<<<<
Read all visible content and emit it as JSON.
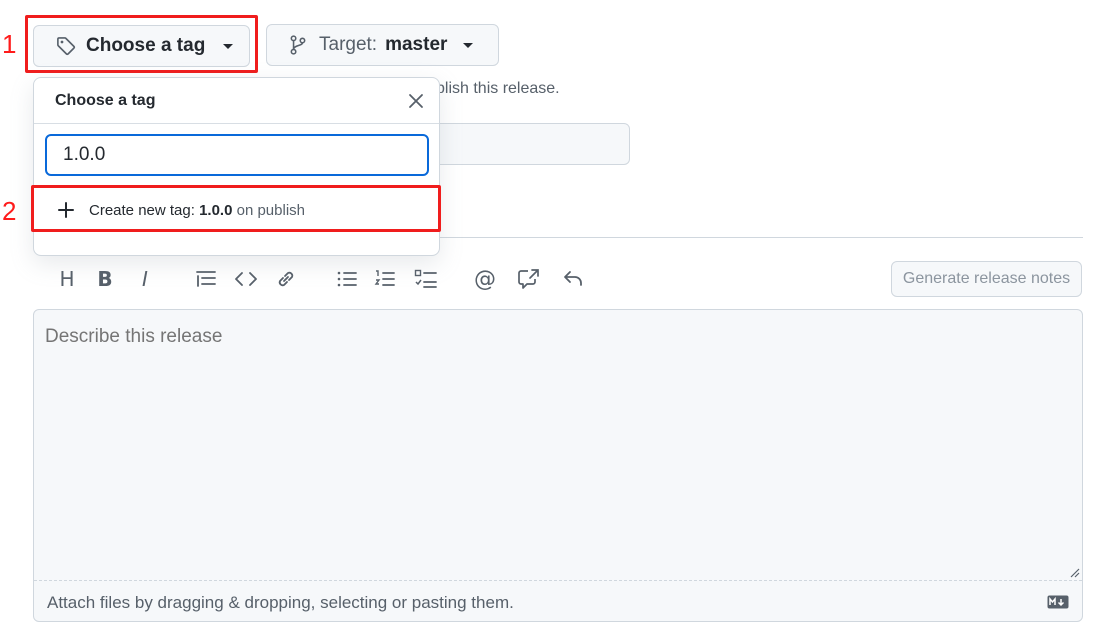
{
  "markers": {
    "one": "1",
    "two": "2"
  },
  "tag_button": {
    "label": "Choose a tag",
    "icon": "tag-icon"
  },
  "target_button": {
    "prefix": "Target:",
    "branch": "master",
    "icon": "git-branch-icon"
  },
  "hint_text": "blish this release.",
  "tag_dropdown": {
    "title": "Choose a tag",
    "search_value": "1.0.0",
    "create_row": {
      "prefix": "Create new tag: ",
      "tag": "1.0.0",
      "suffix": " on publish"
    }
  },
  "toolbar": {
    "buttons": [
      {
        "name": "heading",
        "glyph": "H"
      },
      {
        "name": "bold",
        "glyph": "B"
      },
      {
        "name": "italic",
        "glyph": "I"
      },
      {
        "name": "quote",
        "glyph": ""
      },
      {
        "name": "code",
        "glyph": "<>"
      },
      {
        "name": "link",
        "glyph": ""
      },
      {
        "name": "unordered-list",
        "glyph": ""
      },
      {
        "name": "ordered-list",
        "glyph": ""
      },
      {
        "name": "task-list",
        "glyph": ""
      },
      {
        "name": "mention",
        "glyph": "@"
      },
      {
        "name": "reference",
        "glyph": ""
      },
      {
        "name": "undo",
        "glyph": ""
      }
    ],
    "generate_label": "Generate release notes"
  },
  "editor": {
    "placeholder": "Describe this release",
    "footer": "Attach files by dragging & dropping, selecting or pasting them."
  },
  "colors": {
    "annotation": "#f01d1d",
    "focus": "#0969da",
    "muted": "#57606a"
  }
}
>>>>
<<<<
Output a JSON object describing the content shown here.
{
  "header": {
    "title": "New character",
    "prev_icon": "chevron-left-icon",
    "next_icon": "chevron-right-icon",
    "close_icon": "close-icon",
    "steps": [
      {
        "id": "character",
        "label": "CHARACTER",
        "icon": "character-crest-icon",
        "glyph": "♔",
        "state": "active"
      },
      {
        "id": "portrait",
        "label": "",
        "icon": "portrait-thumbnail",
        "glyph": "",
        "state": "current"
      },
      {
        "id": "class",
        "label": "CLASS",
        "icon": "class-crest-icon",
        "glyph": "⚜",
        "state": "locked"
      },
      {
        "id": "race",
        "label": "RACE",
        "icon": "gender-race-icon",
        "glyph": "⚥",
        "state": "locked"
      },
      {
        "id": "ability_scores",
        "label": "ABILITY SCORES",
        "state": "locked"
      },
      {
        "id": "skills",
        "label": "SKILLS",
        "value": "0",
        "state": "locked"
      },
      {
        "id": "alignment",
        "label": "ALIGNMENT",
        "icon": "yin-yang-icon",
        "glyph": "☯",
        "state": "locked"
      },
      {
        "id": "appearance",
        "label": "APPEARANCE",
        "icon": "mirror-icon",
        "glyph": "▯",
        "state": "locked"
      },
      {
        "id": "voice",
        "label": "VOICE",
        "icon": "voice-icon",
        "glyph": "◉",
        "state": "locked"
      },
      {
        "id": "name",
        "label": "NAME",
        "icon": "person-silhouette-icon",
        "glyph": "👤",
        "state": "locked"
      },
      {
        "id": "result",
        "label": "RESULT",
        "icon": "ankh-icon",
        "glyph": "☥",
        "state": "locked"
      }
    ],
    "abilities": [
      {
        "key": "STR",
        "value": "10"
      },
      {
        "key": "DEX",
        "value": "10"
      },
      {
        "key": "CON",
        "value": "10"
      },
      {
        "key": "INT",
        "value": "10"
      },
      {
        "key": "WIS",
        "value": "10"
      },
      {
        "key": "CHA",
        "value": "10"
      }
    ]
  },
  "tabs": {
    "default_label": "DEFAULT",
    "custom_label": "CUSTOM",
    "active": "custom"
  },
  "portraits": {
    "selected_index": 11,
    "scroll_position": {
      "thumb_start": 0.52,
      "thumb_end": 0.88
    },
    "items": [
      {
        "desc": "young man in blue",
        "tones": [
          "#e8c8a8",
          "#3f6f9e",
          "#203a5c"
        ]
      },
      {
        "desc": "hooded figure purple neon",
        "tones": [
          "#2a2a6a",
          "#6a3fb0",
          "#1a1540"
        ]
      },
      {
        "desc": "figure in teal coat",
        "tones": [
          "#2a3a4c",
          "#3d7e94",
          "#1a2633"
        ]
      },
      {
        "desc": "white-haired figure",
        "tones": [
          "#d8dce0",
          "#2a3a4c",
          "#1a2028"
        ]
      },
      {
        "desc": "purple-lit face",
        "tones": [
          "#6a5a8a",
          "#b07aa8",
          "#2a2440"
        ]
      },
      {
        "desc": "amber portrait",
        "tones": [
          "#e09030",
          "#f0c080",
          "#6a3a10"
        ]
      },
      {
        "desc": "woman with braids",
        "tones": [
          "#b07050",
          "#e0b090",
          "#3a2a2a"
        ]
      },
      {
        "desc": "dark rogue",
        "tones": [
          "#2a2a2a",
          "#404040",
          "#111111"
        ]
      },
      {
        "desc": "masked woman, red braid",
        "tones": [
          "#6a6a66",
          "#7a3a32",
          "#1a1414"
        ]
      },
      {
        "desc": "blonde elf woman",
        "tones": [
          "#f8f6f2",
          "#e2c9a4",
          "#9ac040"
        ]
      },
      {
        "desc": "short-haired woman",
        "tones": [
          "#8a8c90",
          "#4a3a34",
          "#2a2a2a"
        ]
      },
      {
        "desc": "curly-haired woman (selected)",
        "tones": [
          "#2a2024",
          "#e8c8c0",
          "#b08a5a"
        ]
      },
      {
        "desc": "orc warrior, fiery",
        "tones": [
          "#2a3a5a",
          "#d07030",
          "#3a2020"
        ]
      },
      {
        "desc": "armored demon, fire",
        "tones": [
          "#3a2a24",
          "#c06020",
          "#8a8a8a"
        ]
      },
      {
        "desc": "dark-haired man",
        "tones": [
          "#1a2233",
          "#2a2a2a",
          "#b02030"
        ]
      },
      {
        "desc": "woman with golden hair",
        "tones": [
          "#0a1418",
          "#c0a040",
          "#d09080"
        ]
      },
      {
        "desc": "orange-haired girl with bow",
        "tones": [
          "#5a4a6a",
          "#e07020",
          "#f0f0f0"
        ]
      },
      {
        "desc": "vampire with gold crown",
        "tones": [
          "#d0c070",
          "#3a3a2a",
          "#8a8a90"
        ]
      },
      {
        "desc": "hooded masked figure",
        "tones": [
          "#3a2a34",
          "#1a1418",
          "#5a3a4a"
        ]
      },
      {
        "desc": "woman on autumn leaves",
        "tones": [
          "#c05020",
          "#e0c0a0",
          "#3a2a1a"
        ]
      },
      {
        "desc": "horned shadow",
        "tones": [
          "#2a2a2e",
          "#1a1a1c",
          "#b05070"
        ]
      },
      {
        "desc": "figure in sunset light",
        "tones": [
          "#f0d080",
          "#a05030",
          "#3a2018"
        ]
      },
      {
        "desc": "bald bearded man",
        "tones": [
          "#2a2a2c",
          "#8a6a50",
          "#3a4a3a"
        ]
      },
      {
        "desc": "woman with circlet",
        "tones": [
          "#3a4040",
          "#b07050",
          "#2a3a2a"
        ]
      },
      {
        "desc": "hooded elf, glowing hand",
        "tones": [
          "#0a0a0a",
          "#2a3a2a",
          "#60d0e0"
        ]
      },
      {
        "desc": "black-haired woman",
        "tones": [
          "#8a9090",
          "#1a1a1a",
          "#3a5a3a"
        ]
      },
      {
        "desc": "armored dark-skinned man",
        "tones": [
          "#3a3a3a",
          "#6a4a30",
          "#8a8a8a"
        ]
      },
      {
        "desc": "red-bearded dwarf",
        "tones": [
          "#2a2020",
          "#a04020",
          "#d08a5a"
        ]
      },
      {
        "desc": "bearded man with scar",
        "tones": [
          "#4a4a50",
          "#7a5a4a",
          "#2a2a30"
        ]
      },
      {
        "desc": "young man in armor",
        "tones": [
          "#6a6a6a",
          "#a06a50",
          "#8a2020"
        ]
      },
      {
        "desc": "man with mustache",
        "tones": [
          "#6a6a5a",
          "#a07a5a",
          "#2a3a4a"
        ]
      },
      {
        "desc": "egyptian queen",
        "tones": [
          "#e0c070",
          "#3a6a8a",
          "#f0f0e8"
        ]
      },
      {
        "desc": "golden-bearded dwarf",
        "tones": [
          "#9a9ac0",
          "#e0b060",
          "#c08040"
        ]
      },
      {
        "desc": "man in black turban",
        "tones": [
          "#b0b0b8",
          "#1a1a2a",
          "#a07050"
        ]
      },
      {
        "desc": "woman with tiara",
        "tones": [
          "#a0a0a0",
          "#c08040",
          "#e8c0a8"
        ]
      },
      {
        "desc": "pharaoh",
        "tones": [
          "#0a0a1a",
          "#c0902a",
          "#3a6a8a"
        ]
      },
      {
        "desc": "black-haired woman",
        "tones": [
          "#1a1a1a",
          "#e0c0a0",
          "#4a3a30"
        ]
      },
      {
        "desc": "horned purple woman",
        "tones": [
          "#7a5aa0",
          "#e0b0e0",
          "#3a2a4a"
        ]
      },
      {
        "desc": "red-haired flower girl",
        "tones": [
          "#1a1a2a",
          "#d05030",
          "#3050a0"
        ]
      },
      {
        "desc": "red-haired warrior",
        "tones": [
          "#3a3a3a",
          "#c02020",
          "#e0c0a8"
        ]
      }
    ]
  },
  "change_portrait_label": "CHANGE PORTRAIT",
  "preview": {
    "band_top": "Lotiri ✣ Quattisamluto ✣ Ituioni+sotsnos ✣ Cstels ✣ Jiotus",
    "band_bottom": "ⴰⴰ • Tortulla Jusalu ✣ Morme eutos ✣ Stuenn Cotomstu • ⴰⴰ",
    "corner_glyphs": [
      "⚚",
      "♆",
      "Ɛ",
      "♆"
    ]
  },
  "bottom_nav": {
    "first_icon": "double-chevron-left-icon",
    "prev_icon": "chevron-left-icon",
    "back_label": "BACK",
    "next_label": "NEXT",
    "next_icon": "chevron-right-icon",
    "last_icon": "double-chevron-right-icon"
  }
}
>>>>
**Stated task:** State how many lines of the records above contain "young", with no words besides the number.

**Exercise result:** 2